◆ **TO BE DONE**:
Restate every line of the material, word for word.

◆ **RECORDS FOR THE TASK**:
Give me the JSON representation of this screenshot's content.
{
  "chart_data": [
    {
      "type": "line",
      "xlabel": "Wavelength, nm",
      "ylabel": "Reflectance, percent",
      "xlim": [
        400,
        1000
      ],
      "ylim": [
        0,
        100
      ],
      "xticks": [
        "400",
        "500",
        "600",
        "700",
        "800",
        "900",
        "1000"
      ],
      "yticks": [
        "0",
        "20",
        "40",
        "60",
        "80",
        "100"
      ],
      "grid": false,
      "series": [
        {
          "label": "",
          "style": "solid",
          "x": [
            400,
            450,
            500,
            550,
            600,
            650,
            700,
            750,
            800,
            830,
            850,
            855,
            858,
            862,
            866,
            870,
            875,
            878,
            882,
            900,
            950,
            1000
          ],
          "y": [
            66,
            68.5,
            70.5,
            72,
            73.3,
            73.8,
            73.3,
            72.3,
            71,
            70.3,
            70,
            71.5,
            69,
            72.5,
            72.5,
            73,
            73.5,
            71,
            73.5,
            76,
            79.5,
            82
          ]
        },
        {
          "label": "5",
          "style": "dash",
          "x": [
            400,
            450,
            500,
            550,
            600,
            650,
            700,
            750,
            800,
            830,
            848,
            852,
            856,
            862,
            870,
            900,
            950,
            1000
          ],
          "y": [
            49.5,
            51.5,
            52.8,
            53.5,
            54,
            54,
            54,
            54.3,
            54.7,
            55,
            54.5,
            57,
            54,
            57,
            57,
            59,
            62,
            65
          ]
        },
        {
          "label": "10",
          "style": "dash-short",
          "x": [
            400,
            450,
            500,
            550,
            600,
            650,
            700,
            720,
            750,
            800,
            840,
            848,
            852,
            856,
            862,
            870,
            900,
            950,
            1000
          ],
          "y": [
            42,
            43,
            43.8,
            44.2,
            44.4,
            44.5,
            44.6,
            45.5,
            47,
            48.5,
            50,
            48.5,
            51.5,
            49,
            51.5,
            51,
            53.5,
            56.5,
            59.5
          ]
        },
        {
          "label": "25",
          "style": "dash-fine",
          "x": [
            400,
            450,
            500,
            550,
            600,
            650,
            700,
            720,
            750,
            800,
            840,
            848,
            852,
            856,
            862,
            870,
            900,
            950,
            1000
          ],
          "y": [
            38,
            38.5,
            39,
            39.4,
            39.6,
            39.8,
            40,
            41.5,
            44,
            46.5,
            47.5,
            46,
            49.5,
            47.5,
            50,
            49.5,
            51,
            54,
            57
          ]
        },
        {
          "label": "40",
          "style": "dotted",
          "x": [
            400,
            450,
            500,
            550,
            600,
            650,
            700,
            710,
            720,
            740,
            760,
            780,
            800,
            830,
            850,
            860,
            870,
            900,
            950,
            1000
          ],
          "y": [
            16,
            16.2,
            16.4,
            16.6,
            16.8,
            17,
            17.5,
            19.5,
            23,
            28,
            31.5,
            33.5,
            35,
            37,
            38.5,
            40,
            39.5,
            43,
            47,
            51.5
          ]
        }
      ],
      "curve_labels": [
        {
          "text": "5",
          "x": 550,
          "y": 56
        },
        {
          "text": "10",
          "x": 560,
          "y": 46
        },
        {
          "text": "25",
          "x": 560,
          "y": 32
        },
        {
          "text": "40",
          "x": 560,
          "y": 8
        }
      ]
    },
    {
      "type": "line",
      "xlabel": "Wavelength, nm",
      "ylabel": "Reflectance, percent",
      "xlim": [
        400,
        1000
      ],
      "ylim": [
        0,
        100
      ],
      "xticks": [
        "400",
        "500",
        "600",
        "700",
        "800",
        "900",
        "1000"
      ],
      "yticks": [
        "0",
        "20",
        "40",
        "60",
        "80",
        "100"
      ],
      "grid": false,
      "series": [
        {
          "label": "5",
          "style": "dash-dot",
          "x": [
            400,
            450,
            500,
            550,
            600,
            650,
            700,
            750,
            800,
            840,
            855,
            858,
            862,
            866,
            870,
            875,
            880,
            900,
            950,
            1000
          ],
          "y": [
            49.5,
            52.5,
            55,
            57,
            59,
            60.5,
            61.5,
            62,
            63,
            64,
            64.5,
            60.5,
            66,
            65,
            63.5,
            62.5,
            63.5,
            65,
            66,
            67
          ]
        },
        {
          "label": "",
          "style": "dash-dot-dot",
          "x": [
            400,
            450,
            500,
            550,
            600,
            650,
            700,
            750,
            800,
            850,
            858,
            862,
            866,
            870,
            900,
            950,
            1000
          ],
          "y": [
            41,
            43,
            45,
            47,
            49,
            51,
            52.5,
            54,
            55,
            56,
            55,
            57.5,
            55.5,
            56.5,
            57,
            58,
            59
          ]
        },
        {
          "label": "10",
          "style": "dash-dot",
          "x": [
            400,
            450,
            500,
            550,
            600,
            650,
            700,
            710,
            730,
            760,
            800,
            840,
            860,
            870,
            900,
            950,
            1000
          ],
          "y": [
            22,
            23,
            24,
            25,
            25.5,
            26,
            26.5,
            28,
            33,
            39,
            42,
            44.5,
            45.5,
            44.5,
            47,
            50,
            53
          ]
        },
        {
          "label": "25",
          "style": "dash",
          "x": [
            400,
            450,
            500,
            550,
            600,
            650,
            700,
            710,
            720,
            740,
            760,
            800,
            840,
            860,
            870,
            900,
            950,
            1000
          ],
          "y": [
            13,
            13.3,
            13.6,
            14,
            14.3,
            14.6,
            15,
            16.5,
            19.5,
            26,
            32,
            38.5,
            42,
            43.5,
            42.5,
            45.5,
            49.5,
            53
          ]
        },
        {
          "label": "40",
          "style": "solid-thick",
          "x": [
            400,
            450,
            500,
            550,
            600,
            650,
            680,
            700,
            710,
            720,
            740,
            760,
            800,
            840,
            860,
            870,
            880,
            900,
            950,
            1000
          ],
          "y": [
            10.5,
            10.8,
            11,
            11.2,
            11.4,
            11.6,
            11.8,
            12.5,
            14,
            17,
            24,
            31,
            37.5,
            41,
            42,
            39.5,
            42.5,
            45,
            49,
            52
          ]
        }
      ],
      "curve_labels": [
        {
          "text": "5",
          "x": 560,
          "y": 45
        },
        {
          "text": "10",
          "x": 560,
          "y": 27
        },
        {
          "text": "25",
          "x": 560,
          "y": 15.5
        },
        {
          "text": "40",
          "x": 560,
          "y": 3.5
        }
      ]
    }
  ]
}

◆ **OUTPUT BELOW**:
Give me the JSON representation of this screenshot's content.
{
  "chart_data": [
    {
      "type": "line",
      "xlabel": "Wavelength, nm",
      "ylabel": "Reflectance, percent",
      "xlim": [
        400,
        1000
      ],
      "ylim": [
        0,
        100
      ],
      "xticks": [
        "400",
        "500",
        "600",
        "700",
        "800",
        "900",
        "1000"
      ],
      "yticks": [
        "0",
        "20",
        "40",
        "60",
        "80",
        "100"
      ],
      "grid": false,
      "series": [
        {
          "label": "",
          "style": "solid",
          "x": [
            400,
            450,
            500,
            550,
            600,
            650,
            700,
            750,
            800,
            830,
            850,
            855,
            858,
            862,
            866,
            870,
            875,
            878,
            882,
            900,
            950,
            1000
          ],
          "y": [
            66,
            68.5,
            70.5,
            72,
            73.3,
            73.8,
            73.3,
            72.3,
            71,
            70.3,
            70,
            71.5,
            69,
            72.5,
            72.5,
            73,
            73.5,
            71,
            73.5,
            76,
            79.5,
            82
          ]
        },
        {
          "label": "5",
          "style": "dash",
          "x": [
            400,
            450,
            500,
            550,
            600,
            650,
            700,
            750,
            800,
            830,
            848,
            852,
            856,
            862,
            870,
            900,
            950,
            1000
          ],
          "y": [
            49.5,
            51.5,
            52.8,
            53.5,
            54,
            54,
            54,
            54.3,
            54.7,
            55,
            54.5,
            57,
            54,
            57,
            57,
            59,
            62,
            65
          ]
        },
        {
          "label": "10",
          "style": "dash-short",
          "x": [
            400,
            450,
            500,
            550,
            600,
            650,
            700,
            720,
            750,
            800,
            840,
            848,
            852,
            856,
            862,
            870,
            900,
            950,
            1000
          ],
          "y": [
            42,
            43,
            43.8,
            44.2,
            44.4,
            44.5,
            44.6,
            45.5,
            47,
            48.5,
            50,
            48.5,
            51.5,
            49,
            51.5,
            51,
            53.5,
            56.5,
            59.5
          ]
        },
        {
          "label": "25",
          "style": "dash-fine",
          "x": [
            400,
            450,
            500,
            550,
            600,
            650,
            700,
            720,
            750,
            800,
            840,
            848,
            852,
            856,
            862,
            870,
            900,
            950,
            1000
          ],
          "y": [
            38,
            38.5,
            39,
            39.4,
            39.6,
            39.8,
            40,
            41.5,
            44,
            46.5,
            47.5,
            46,
            49.5,
            47.5,
            50,
            49.5,
            51,
            54,
            57
          ]
        },
        {
          "label": "40",
          "style": "dotted",
          "x": [
            400,
            450,
            500,
            550,
            600,
            650,
            700,
            710,
            720,
            740,
            760,
            780,
            800,
            830,
            850,
            860,
            870,
            900,
            950,
            1000
          ],
          "y": [
            16,
            16.2,
            16.4,
            16.6,
            16.8,
            17,
            17.5,
            19.5,
            23,
            28,
            31.5,
            33.5,
            35,
            37,
            38.5,
            40,
            39.5,
            43,
            47,
            51.5
          ]
        }
      ],
      "curve_labels": [
        {
          "text": "5",
          "x": 550,
          "y": 56
        },
        {
          "text": "10",
          "x": 560,
          "y": 46
        },
        {
          "text": "25",
          "x": 560,
          "y": 32
        },
        {
          "text": "40",
          "x": 560,
          "y": 8
        }
      ]
    },
    {
      "type": "line",
      "xlabel": "Wavelength, nm",
      "ylabel": "Reflectance, percent",
      "xlim": [
        400,
        1000
      ],
      "ylim": [
        0,
        100
      ],
      "xticks": [
        "400",
        "500",
        "600",
        "700",
        "800",
        "900",
        "1000"
      ],
      "yticks": [
        "0",
        "20",
        "40",
        "60",
        "80",
        "100"
      ],
      "grid": false,
      "series": [
        {
          "label": "5",
          "style": "dash-dot",
          "x": [
            400,
            450,
            500,
            550,
            600,
            650,
            700,
            750,
            800,
            840,
            855,
            858,
            862,
            866,
            870,
            875,
            880,
            900,
            950,
            1000
          ],
          "y": [
            49.5,
            52.5,
            55,
            57,
            59,
            60.5,
            61.5,
            62,
            63,
            64,
            64.5,
            60.5,
            66,
            65,
            63.5,
            62.5,
            63.5,
            65,
            66,
            67
          ]
        },
        {
          "label": "",
          "style": "dash-dot-dot",
          "x": [
            400,
            450,
            500,
            550,
            600,
            650,
            700,
            750,
            800,
            850,
            858,
            862,
            866,
            870,
            900,
            950,
            1000
          ],
          "y": [
            41,
            43,
            45,
            47,
            49,
            51,
            52.5,
            54,
            55,
            56,
            55,
            57.5,
            55.5,
            56.5,
            57,
            58,
            59
          ]
        },
        {
          "label": "10",
          "style": "dash-dot",
          "x": [
            400,
            450,
            500,
            550,
            600,
            650,
            700,
            710,
            730,
            760,
            800,
            840,
            860,
            870,
            900,
            950,
            1000
          ],
          "y": [
            22,
            23,
            24,
            25,
            25.5,
            26,
            26.5,
            28,
            33,
            39,
            42,
            44.5,
            45.5,
            44.5,
            47,
            50,
            53
          ]
        },
        {
          "label": "25",
          "style": "dash",
          "x": [
            400,
            450,
            500,
            550,
            600,
            650,
            700,
            710,
            720,
            740,
            760,
            800,
            840,
            860,
            870,
            900,
            950,
            1000
          ],
          "y": [
            13,
            13.3,
            13.6,
            14,
            14.3,
            14.6,
            15,
            16.5,
            19.5,
            26,
            32,
            38.5,
            42,
            43.5,
            42.5,
            45.5,
            49.5,
            53
          ]
        },
        {
          "label": "40",
          "style": "solid-thick",
          "x": [
            400,
            450,
            500,
            550,
            600,
            650,
            680,
            700,
            710,
            720,
            740,
            760,
            800,
            840,
            860,
            870,
            880,
            900,
            950,
            1000
          ],
          "y": [
            10.5,
            10.8,
            11,
            11.2,
            11.4,
            11.6,
            11.8,
            12.5,
            14,
            17,
            24,
            31,
            37.5,
            41,
            42,
            39.5,
            42.5,
            45,
            49,
            52
          ]
        }
      ],
      "curve_labels": [
        {
          "text": "5",
          "x": 560,
          "y": 45
        },
        {
          "text": "10",
          "x": 560,
          "y": 27
        },
        {
          "text": "25",
          "x": 560,
          "y": 15.5
        },
        {
          "text": "40",
          "x": 560,
          "y": 3.5
        }
      ]
    }
  ]
}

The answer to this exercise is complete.